**GOAL**
Some lines of these records may hold the word "Conditions"; state how many, using only the number.

Saved data entries

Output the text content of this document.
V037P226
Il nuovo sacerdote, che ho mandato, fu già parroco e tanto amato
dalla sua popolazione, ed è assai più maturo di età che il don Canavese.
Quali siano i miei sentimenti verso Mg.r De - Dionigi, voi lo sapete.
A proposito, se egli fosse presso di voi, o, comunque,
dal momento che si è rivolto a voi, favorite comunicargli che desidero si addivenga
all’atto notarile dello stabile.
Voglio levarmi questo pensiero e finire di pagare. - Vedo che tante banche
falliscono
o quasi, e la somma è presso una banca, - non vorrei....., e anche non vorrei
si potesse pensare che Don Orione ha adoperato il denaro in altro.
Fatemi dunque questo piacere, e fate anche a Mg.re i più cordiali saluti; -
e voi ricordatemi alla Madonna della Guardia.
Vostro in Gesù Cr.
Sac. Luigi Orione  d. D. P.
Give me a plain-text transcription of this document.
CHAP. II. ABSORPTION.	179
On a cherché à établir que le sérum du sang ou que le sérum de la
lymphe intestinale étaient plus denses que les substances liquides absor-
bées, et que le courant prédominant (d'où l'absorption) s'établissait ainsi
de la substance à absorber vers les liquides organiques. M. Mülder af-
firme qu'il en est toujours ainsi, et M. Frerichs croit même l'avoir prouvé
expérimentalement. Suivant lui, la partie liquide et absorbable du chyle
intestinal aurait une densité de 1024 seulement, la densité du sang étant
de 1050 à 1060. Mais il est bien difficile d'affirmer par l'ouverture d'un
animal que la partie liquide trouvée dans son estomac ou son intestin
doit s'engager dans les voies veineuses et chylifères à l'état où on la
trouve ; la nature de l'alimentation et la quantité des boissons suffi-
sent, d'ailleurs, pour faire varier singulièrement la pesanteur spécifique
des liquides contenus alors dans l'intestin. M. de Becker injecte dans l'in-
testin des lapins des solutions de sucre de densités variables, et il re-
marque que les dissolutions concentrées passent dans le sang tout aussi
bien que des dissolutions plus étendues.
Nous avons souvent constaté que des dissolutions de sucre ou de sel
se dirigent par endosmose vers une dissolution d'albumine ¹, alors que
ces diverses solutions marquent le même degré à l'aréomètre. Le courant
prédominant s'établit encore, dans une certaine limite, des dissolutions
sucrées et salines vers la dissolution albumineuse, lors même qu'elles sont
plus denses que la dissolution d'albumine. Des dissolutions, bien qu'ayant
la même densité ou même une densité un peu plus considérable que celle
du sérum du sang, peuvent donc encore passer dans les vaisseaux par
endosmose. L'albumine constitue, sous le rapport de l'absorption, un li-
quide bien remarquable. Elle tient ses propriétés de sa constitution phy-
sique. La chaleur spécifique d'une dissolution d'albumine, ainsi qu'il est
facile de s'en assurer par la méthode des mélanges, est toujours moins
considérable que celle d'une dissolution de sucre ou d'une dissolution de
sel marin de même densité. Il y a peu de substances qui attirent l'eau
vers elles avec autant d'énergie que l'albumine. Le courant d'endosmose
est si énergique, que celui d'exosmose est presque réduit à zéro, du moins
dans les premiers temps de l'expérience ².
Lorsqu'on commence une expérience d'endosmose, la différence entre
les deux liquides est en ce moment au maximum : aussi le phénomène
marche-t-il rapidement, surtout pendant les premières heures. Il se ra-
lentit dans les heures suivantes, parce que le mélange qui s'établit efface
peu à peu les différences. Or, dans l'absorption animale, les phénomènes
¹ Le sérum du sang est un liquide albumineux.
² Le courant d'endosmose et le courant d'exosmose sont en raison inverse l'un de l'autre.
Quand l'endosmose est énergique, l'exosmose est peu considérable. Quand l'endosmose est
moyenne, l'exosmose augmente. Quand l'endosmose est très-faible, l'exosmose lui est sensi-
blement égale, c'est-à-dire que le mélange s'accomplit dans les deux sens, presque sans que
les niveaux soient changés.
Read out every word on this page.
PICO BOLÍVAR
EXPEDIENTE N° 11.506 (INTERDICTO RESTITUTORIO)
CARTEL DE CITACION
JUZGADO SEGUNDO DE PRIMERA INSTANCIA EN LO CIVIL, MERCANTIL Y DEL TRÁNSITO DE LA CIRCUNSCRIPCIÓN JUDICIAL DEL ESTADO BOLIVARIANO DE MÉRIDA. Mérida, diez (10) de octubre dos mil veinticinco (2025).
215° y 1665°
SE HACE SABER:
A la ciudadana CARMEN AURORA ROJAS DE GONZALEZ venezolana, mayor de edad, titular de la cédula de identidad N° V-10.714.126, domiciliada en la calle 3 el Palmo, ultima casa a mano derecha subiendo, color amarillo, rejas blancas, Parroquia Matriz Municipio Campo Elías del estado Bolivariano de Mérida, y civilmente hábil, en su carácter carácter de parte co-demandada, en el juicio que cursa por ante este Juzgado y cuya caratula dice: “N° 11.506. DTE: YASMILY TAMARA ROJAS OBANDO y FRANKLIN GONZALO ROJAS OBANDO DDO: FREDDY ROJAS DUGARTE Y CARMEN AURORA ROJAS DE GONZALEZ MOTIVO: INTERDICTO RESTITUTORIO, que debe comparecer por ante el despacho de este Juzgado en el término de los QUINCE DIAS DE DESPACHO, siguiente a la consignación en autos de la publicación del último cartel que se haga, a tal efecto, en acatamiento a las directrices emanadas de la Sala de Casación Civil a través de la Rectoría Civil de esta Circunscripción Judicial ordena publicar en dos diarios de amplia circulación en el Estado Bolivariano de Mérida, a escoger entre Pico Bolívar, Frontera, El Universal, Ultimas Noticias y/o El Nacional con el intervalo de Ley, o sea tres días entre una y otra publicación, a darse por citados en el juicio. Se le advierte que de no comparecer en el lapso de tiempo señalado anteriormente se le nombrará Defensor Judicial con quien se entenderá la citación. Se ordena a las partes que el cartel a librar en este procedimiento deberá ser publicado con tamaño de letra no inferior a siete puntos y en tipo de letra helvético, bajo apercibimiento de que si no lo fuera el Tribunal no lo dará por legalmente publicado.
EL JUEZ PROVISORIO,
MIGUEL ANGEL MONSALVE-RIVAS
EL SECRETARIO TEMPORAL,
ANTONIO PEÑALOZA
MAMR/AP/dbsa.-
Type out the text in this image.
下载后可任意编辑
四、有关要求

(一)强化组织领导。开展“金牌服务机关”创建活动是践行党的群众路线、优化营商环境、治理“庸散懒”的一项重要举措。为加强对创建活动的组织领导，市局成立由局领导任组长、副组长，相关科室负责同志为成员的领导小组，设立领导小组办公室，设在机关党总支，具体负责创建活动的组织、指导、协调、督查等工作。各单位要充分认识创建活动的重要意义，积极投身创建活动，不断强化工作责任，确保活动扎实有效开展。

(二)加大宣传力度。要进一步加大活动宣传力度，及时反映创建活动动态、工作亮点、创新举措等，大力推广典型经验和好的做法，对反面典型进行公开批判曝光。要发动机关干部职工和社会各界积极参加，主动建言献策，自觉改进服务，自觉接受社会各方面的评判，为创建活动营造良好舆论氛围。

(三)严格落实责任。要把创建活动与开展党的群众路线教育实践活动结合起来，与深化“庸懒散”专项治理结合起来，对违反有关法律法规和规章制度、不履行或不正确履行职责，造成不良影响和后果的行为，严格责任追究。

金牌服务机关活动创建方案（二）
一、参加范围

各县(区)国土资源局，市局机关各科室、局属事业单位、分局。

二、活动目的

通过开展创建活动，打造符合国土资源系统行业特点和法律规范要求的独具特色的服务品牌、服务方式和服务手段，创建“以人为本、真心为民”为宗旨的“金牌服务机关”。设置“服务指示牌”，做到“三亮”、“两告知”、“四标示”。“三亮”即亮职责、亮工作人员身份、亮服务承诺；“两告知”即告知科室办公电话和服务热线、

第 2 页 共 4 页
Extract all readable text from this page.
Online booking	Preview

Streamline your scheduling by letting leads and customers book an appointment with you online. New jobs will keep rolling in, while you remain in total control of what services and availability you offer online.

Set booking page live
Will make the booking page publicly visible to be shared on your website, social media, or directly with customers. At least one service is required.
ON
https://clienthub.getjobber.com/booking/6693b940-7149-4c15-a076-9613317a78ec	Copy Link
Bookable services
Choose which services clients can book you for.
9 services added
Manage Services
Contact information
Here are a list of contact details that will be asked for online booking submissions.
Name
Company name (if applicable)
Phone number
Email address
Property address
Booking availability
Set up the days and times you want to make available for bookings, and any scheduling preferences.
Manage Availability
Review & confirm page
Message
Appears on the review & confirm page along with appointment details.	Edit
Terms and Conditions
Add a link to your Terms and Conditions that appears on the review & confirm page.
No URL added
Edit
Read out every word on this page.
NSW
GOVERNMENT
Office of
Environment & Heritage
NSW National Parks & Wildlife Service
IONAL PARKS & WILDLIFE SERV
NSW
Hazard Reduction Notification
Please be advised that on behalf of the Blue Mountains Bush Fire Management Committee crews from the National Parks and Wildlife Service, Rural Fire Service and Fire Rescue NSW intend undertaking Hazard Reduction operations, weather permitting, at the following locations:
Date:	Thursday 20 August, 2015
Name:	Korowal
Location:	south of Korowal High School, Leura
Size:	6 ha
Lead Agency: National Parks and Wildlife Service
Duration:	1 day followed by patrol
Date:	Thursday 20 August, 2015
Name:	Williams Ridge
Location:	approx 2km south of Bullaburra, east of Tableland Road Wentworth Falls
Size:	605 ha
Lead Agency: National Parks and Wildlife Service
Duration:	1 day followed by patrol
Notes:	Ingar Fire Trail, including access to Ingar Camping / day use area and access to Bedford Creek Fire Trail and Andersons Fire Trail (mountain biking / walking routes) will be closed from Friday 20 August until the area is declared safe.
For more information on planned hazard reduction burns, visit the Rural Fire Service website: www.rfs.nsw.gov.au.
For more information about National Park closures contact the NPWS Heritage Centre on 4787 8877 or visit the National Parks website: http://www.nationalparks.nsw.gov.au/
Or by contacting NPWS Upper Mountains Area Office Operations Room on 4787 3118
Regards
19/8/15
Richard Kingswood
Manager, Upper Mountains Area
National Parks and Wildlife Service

**CORRECT OUTPUT**
2